Extracted data entries:
-----
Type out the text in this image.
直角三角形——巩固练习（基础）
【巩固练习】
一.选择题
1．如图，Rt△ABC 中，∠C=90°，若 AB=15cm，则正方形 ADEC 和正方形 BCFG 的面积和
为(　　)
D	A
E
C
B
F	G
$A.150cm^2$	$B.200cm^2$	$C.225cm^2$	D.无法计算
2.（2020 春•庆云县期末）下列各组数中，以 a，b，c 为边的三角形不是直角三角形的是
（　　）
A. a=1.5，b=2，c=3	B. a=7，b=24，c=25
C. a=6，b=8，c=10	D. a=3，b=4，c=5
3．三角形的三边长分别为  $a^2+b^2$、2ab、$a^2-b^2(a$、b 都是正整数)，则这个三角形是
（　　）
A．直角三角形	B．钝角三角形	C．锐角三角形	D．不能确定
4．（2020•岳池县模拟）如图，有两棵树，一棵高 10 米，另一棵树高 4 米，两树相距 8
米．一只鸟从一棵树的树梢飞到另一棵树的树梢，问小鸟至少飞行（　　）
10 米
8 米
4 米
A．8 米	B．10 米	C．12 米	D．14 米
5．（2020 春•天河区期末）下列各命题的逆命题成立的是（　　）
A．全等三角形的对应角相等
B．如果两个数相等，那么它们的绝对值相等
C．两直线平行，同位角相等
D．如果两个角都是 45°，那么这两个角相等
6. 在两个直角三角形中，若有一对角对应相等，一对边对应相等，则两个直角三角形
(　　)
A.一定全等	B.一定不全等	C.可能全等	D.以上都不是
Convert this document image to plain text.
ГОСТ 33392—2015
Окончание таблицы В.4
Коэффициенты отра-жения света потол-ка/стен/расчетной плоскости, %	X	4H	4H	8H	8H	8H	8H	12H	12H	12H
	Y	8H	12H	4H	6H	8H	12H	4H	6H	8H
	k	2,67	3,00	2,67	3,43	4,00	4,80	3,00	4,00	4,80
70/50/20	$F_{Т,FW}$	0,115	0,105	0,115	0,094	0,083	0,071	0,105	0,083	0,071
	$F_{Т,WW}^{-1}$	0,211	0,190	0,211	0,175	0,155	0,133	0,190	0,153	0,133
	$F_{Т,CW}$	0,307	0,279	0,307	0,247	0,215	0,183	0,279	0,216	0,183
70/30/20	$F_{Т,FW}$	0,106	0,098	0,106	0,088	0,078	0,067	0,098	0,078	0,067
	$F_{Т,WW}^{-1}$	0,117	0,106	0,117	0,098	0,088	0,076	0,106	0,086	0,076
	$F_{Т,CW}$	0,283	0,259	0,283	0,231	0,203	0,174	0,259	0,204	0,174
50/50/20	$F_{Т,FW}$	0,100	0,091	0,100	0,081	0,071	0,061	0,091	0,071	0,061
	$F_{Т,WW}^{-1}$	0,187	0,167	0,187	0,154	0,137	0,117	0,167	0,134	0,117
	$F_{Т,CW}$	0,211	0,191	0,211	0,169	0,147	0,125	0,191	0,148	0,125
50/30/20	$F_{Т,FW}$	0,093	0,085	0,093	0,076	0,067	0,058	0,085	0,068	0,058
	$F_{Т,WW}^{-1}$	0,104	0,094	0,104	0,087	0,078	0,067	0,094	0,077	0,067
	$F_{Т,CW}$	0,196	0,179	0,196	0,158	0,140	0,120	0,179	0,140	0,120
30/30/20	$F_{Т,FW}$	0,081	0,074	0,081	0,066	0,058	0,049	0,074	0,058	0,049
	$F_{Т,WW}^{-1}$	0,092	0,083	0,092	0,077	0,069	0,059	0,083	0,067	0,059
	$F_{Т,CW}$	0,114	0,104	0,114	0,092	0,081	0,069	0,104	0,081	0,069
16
-----
**INSTRUCTIONS TO FOLLOW**: Your task is to print all of the records exactly.

**WORKED SOLUTION**:
Type out the text in this image.
直角三角形——巩固练习（基础）
【巩固练习】
一.选择题
1．如图，Rt△ABC 中，∠C=90°，若 AB=15cm，则正方形 ADEC 和正方形 BCFG 的面积和
为(　　)
D	A
E
C
B
F	G
$A.150cm^2$	$B.200cm^2$	$C.225cm^2$	D.无法计算
2.（2020 春•庆云县期末）下列各组数中，以 a，b，c 为边的三角形不是直角三角形的是
（　　）
A. a=1.5，b=2，c=3	B. a=7，b=24，c=25
C. a=6，b=8，c=10	D. a=3，b=4，c=5
3．三角形的三边长分别为  $a^2+b^2$、2ab、$a^2-b^2(a$、b 都是正整数)，则这个三角形是
（　　）
A．直角三角形	B．钝角三角形	C．锐角三角形	D．不能确定
4．（2020•岳池县模拟）如图，有两棵树，一棵高 10 米，另一棵树高 4 米，两树相距 8
米．一只鸟从一棵树的树梢飞到另一棵树的树梢，问小鸟至少飞行（　　）
10 米
8 米
4 米
A．8 米	B．10 米	C．12 米	D．14 米
5．（2020 春•天河区期末）下列各命题的逆命题成立的是（　　）
A．全等三角形的对应角相等
B．如果两个数相等，那么它们的绝对值相等
C．两直线平行，同位角相等
D．如果两个角都是 45°，那么这两个角相等
6. 在两个直角三角形中，若有一对角对应相等，一对边对应相等，则两个直角三角形
(　　)
A.一定全等	B.一定不全等	C.可能全等	D.以上都不是
Convert this document image to plain text.
ГОСТ 33392—2015
Окончание таблицы В.4
Коэффициенты отра-жения света потол-ка/стен/расчетной плоскости, %	X	4H	4H	8H	8H	8H	8H	12H	12H	12H
	Y	8H	12H	4H	6H	8H	12H	4H	6H	8H
	k	2,67	3,00	2,67	3,43	4,00	4,80	3,00	4,00	4,80
70/50/20	$F_{Т,FW}$	0,115	0,105	0,115	0,094	0,083	0,071	0,105	0,083	0,071
	$F_{Т,WW}^{-1}$	0,211	0,190	0,211	0,175	0,155	0,133	0,190	0,153	0,133
	$F_{Т,CW}$	0,307	0,279	0,307	0,247	0,215	0,183	0,279	0,216	0,183
70/30/20	$F_{Т,FW}$	0,106	0,098	0,106	0,088	0,078	0,067	0,098	0,078	0,067
	$F_{Т,WW}^{-1}$	0,117	0,106	0,117	0,098	0,088	0,076	0,106	0,086	0,076
	$F_{Т,CW}$	0,283	0,259	0,283	0,231	0,203	0,174	0,259	0,204	0,174
50/50/20	$F_{Т,FW}$	0,100	0,091	0,100	0,081	0,071	0,061	0,091	0,071	0,061
	$F_{Т,WW}^{-1}$	0,187	0,167	0,187	0,154	0,137	0,117	0,167	0,134	0,117
	$F_{Т,CW}$	0,211	0,191	0,211	0,169	0,147	0,125	0,191	0,148	0,125
50/30/20	$F_{Т,FW}$	0,093	0,085	0,093	0,076	0,067	0,058	0,085	0,068	0,058
	$F_{Т,WW}^{-1}$	0,104	0,094	0,104	0,087	0,078	0,067	0,094	0,077	0,067
	$F_{Т,CW}$	0,196	0,179	0,196	0,158	0,140	0,120	0,179	0,140	0,120
30/30/20	$F_{Т,FW}$	0,081	0,074	0,081	0,066	0,058	0,049	0,074	0,058	0,049
	$F_{Т,WW}^{-1}$	0,092	0,083	0,092	0,077	0,069	0,059	0,083	0,067	0,059
	$F_{Т,CW}$	0,114	0,104	0,114	0,092	0,081	0,069	0,104	0,081	0,069
16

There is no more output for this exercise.